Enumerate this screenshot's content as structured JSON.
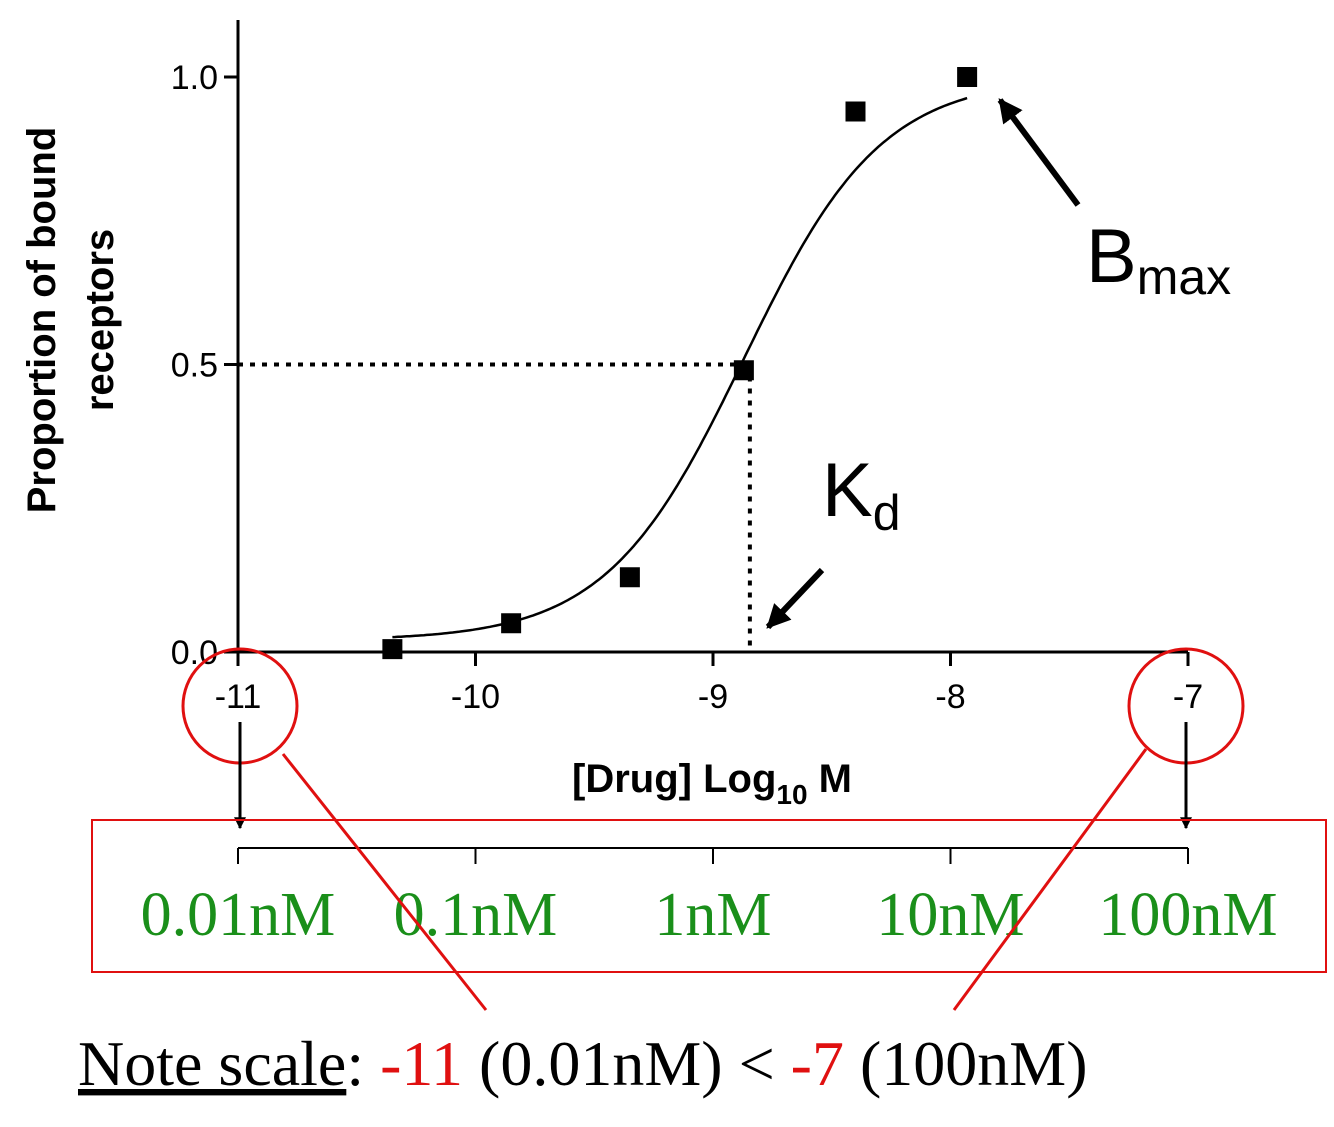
{
  "colors": {
    "axis": "#000000",
    "curve": "#000000",
    "marker": "#000000",
    "highlight": "#e01010",
    "conc_text": "#1a8f1a"
  },
  "chart_data": {
    "type": "scatter",
    "xlabel": {
      "main": "[Drug] Log",
      "sub": "10",
      "suffix": " M"
    },
    "ylabel": [
      "Proportion of bound",
      "receptors"
    ],
    "xlim": [
      -11,
      -7
    ],
    "ylim": [
      0,
      1.0
    ],
    "xticks": [
      -11,
      -10,
      -9,
      -8,
      -7
    ],
    "xtick_labels": [
      "-11",
      "-10",
      "-9",
      "-8",
      "-7"
    ],
    "yticks": [
      0,
      0.5,
      1.0
    ],
    "ytick_labels": [
      "0.0",
      "0.5",
      "1.0"
    ],
    "points": [
      {
        "x": -10.35,
        "y": 0.005
      },
      {
        "x": -9.85,
        "y": 0.05
      },
      {
        "x": -9.35,
        "y": 0.13
      },
      {
        "x": -8.87,
        "y": 0.49
      },
      {
        "x": -8.4,
        "y": 0.94
      },
      {
        "x": -7.93,
        "y": 1.0
      }
    ],
    "fit_curve": {
      "bottom": 0.02,
      "top": 1.0,
      "logEC50": -8.87,
      "hill": 1.5,
      "x_end": -7.93
    },
    "kd_guide": {
      "x": -8.87,
      "y": 0.5
    },
    "annotations": {
      "bmax": {
        "main": "B",
        "sub": "max"
      },
      "kd": {
        "main": "K",
        "sub": "d"
      }
    },
    "concentration_scale": {
      "ticks": [
        -11,
        -10,
        -9,
        -8,
        -7
      ],
      "labels": [
        "0.01nM",
        "0.1nM",
        "1nM",
        "10nM",
        "100nM"
      ]
    }
  },
  "note": {
    "label": "Note scale",
    "colon": ":",
    "v1": "-11",
    "v1_conc": " (0.01nM) < ",
    "v2": "-7",
    "v2_conc": " (100nM)"
  }
}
+ + + + +
**What you are asked to do**:
Pictures stay out of the copy; please restate every record above exactly.

**Written response**:
Enumerate this screenshot's content as structured JSON.
{
  "colors": {
    "axis": "#000000",
    "curve": "#000000",
    "marker": "#000000",
    "highlight": "#e01010",
    "conc_text": "#1a8f1a"
  },
  "chart_data": {
    "type": "scatter",
    "xlabel": {
      "main": "[Drug] Log",
      "sub": "10",
      "suffix": " M"
    },
    "ylabel": [
      "Proportion of bound",
      "receptors"
    ],
    "xlim": [
      -11,
      -7
    ],
    "ylim": [
      0,
      1.0
    ],
    "xticks": [
      -11,
      -10,
      -9,
      -8,
      -7
    ],
    "xtick_labels": [
      "-11",
      "-10",
      "-9",
      "-8",
      "-7"
    ],
    "yticks": [
      0,
      0.5,
      1.0
    ],
    "ytick_labels": [
      "0.0",
      "0.5",
      "1.0"
    ],
    "points": [
      {
        "x": -10.35,
        "y": 0.005
      },
      {
        "x": -9.85,
        "y": 0.05
      },
      {
        "x": -9.35,
        "y": 0.13
      },
      {
        "x": -8.87,
        "y": 0.49
      },
      {
        "x": -8.4,
        "y": 0.94
      },
      {
        "x": -7.93,
        "y": 1.0
      }
    ],
    "fit_curve": {
      "bottom": 0.02,
      "top": 1.0,
      "logEC50": -8.87,
      "hill": 1.5,
      "x_end": -7.93
    },
    "kd_guide": {
      "x": -8.87,
      "y": 0.5
    },
    "annotations": {
      "bmax": {
        "main": "B",
        "sub": "max"
      },
      "kd": {
        "main": "K",
        "sub": "d"
      }
    },
    "concentration_scale": {
      "ticks": [
        -11,
        -10,
        -9,
        -8,
        -7
      ],
      "labels": [
        "0.01nM",
        "0.1nM",
        "1nM",
        "10nM",
        "100nM"
      ]
    }
  },
  "note": {
    "label": "Note scale",
    "colon": ":",
    "v1": "-11",
    "v1_conc": " (0.01nM) < ",
    "v2": "-7",
    "v2_conc": " (100nM)"
  }
}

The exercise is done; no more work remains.